Dataset entries on figures:
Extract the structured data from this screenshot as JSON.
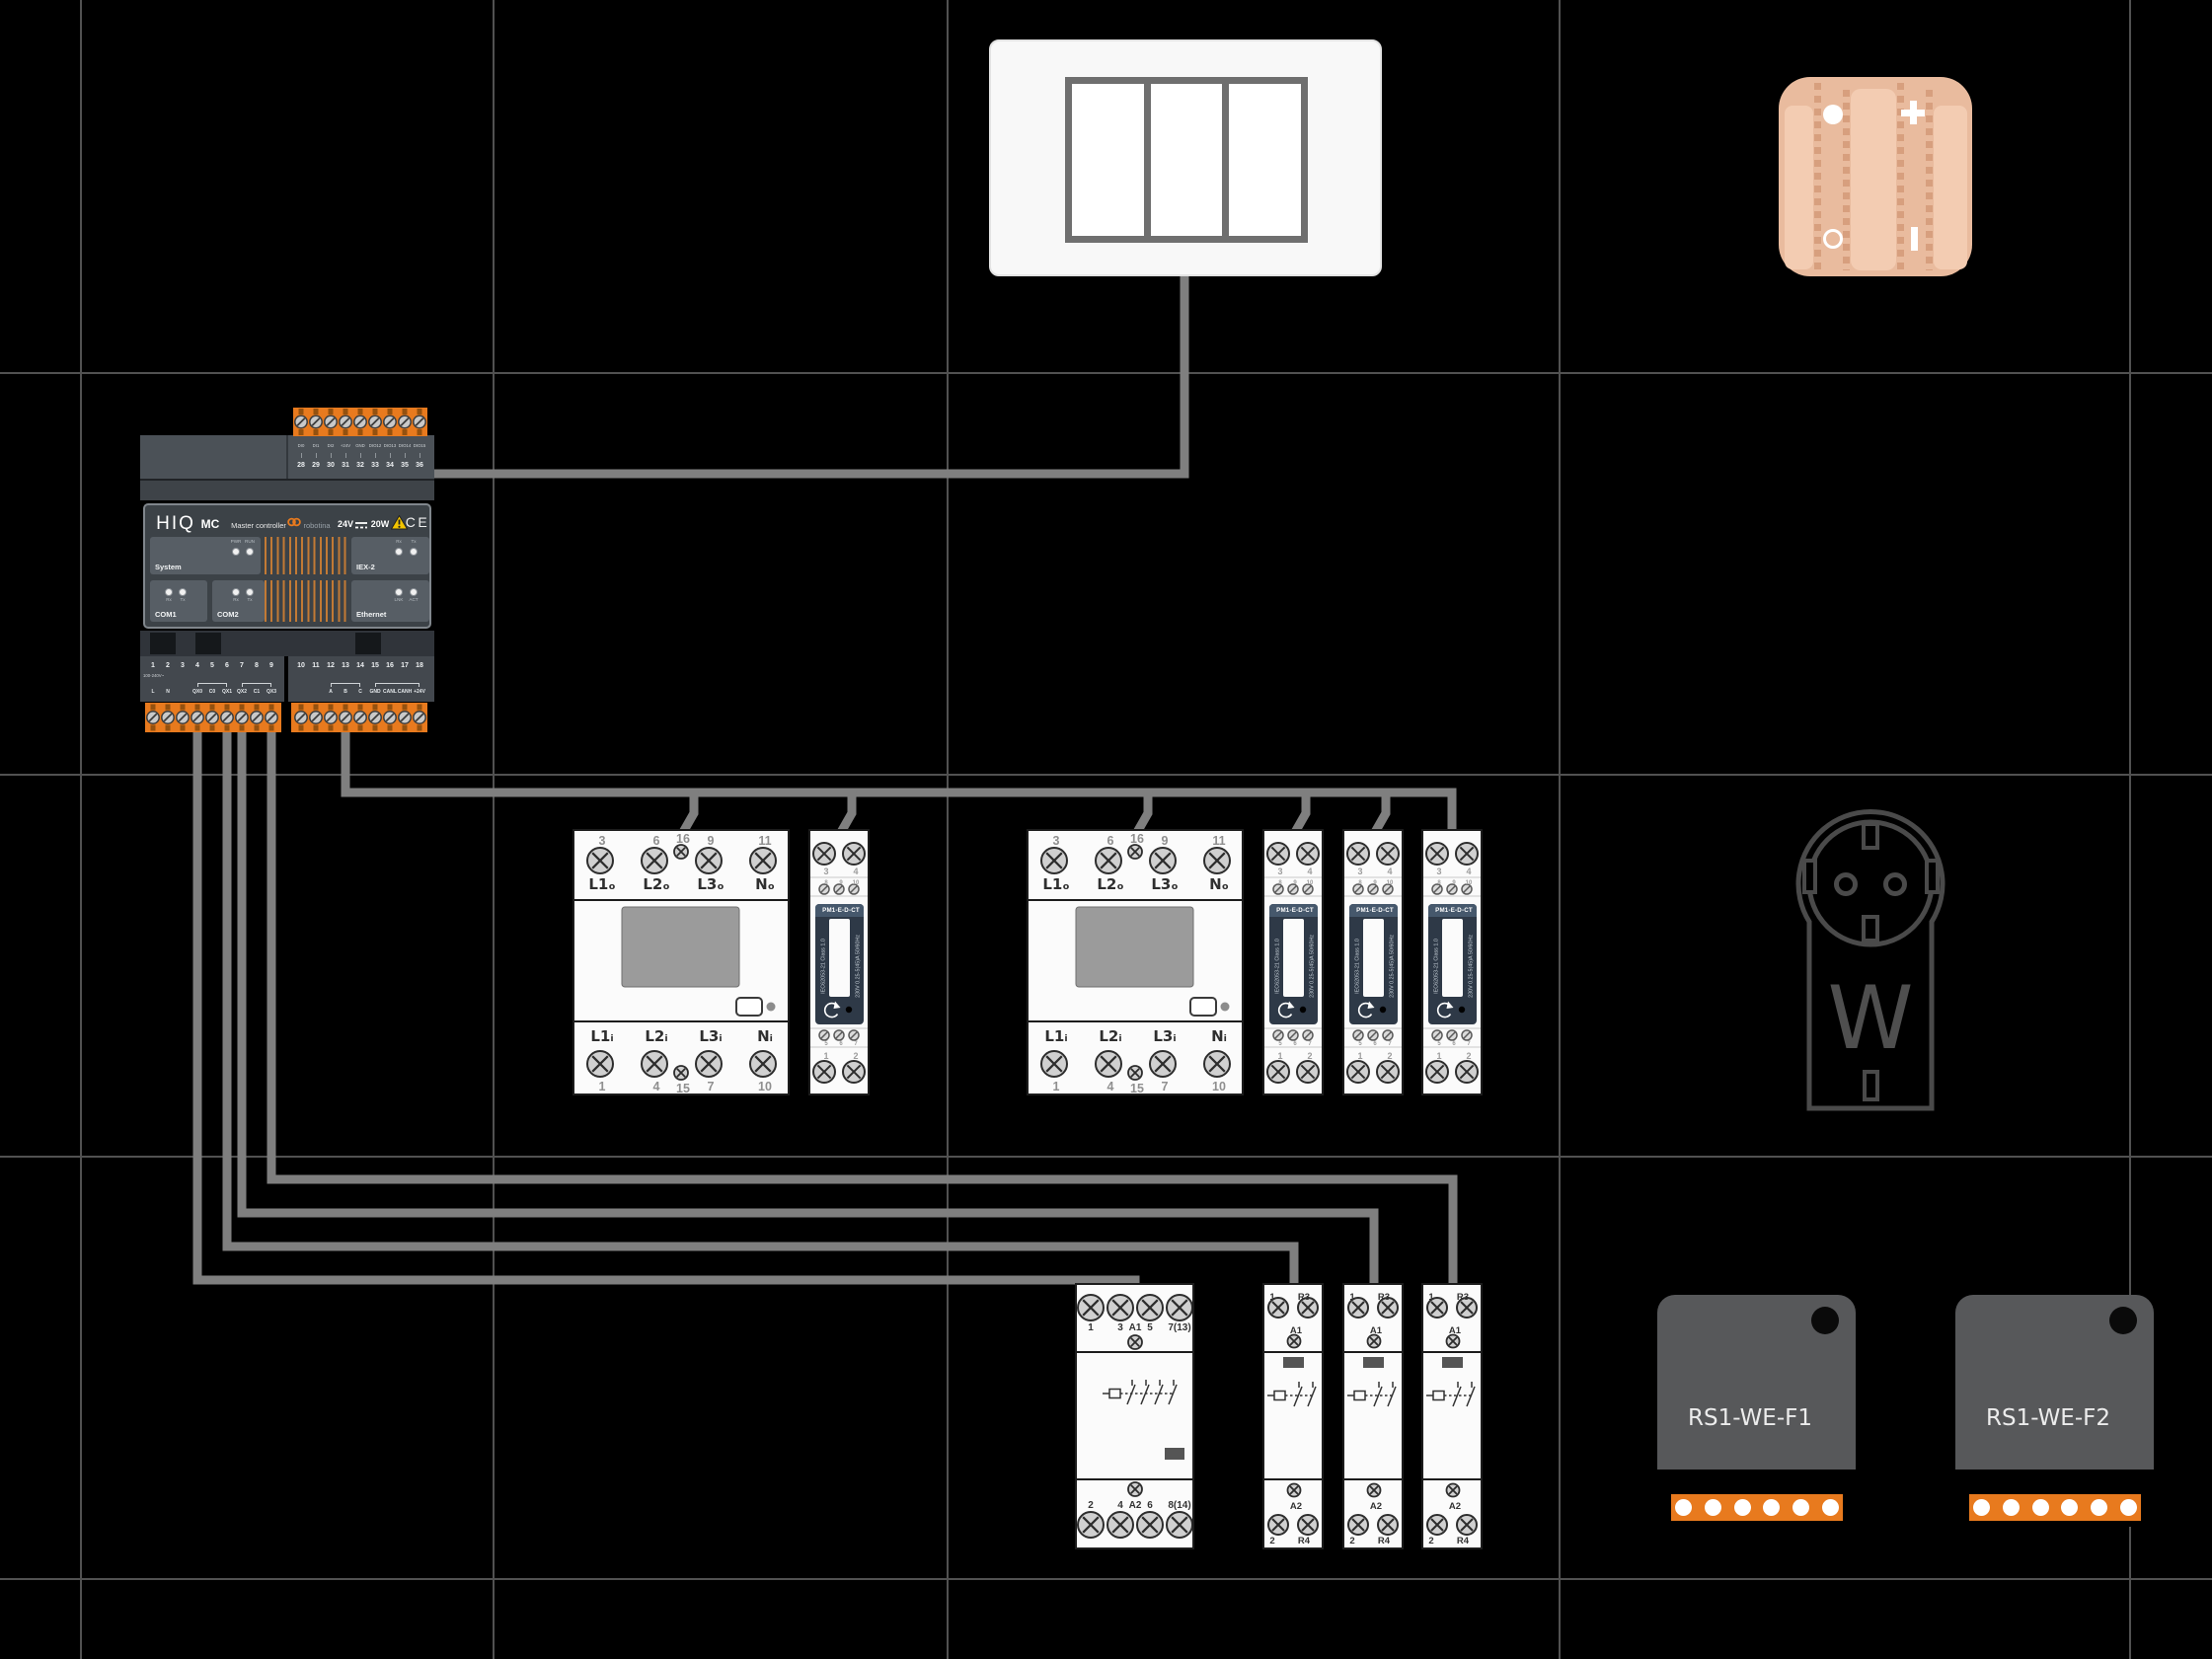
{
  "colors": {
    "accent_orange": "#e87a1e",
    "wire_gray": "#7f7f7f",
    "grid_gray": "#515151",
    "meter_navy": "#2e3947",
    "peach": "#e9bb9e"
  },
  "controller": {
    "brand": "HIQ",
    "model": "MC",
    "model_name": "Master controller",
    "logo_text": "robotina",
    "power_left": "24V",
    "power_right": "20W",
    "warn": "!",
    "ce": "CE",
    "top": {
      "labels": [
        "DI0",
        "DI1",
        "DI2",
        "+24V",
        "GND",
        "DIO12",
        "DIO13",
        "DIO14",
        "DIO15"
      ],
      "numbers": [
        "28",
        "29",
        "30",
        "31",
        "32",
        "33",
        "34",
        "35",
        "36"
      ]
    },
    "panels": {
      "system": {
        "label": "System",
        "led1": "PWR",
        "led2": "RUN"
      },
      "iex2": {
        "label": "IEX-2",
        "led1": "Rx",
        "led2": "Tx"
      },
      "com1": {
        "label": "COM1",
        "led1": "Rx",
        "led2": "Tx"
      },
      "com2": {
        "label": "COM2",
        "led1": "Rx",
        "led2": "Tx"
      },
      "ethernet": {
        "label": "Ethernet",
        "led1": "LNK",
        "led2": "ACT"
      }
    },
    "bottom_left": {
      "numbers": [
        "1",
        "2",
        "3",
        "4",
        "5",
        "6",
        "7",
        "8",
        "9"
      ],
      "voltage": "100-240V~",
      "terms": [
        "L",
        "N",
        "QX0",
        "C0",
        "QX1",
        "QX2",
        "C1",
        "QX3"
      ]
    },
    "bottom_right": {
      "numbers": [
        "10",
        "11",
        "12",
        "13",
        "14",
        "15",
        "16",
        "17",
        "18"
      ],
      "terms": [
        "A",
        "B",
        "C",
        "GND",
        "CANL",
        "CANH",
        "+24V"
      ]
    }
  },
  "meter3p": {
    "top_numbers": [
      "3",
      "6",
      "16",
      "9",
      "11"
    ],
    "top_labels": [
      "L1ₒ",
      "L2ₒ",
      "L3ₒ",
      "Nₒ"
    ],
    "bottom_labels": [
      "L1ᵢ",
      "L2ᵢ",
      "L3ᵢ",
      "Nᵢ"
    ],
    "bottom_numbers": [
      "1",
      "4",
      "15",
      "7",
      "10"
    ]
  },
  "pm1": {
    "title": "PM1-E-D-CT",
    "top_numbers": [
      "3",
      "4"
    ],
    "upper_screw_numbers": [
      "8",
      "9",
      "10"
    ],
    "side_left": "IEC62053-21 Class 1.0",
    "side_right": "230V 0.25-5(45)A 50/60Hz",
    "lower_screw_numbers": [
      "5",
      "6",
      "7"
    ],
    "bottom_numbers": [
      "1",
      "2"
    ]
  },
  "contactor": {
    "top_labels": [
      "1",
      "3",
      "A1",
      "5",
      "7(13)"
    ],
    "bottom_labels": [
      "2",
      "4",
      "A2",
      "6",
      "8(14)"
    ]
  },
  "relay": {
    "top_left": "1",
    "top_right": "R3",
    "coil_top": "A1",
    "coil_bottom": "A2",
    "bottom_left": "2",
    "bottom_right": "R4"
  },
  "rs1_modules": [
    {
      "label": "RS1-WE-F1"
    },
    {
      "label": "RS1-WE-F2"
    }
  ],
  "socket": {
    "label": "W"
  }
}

_Problem statement_: Retype every record above exactly as written, but leave out the pictures.

_Finished exercise_:
Extract the structured data from this screenshot as JSON.
{
  "colors": {
    "accent_orange": "#e87a1e",
    "wire_gray": "#7f7f7f",
    "grid_gray": "#515151",
    "meter_navy": "#2e3947",
    "peach": "#e9bb9e"
  },
  "controller": {
    "brand": "HIQ",
    "model": "MC",
    "model_name": "Master controller",
    "logo_text": "robotina",
    "power_left": "24V",
    "power_right": "20W",
    "warn": "!",
    "ce": "CE",
    "top": {
      "labels": [
        "DI0",
        "DI1",
        "DI2",
        "+24V",
        "GND",
        "DIO12",
        "DIO13",
        "DIO14",
        "DIO15"
      ],
      "numbers": [
        "28",
        "29",
        "30",
        "31",
        "32",
        "33",
        "34",
        "35",
        "36"
      ]
    },
    "panels": {
      "system": {
        "label": "System",
        "led1": "PWR",
        "led2": "RUN"
      },
      "iex2": {
        "label": "IEX-2",
        "led1": "Rx",
        "led2": "Tx"
      },
      "com1": {
        "label": "COM1",
        "led1": "Rx",
        "led2": "Tx"
      },
      "com2": {
        "label": "COM2",
        "led1": "Rx",
        "led2": "Tx"
      },
      "ethernet": {
        "label": "Ethernet",
        "led1": "LNK",
        "led2": "ACT"
      }
    },
    "bottom_left": {
      "numbers": [
        "1",
        "2",
        "3",
        "4",
        "5",
        "6",
        "7",
        "8",
        "9"
      ],
      "voltage": "100-240V~",
      "terms": [
        "L",
        "N",
        "QX0",
        "C0",
        "QX1",
        "QX2",
        "C1",
        "QX3"
      ]
    },
    "bottom_right": {
      "numbers": [
        "10",
        "11",
        "12",
        "13",
        "14",
        "15",
        "16",
        "17",
        "18"
      ],
      "terms": [
        "A",
        "B",
        "C",
        "GND",
        "CANL",
        "CANH",
        "+24V"
      ]
    }
  },
  "meter3p": {
    "top_numbers": [
      "3",
      "6",
      "16",
      "9",
      "11"
    ],
    "top_labels": [
      "L1ₒ",
      "L2ₒ",
      "L3ₒ",
      "Nₒ"
    ],
    "bottom_labels": [
      "L1ᵢ",
      "L2ᵢ",
      "L3ᵢ",
      "Nᵢ"
    ],
    "bottom_numbers": [
      "1",
      "4",
      "15",
      "7",
      "10"
    ]
  },
  "pm1": {
    "title": "PM1-E-D-CT",
    "top_numbers": [
      "3",
      "4"
    ],
    "upper_screw_numbers": [
      "8",
      "9",
      "10"
    ],
    "side_left": "IEC62053-21 Class 1.0",
    "side_right": "230V 0.25-5(45)A 50/60Hz",
    "lower_screw_numbers": [
      "5",
      "6",
      "7"
    ],
    "bottom_numbers": [
      "1",
      "2"
    ]
  },
  "contactor": {
    "top_labels": [
      "1",
      "3",
      "A1",
      "5",
      "7(13)"
    ],
    "bottom_labels": [
      "2",
      "4",
      "A2",
      "6",
      "8(14)"
    ]
  },
  "relay": {
    "top_left": "1",
    "top_right": "R3",
    "coil_top": "A1",
    "coil_bottom": "A2",
    "bottom_left": "2",
    "bottom_right": "R4"
  },
  "rs1_modules": [
    {
      "label": "RS1-WE-F1"
    },
    {
      "label": "RS1-WE-F2"
    }
  ],
  "socket": {
    "label": "W"
  }
}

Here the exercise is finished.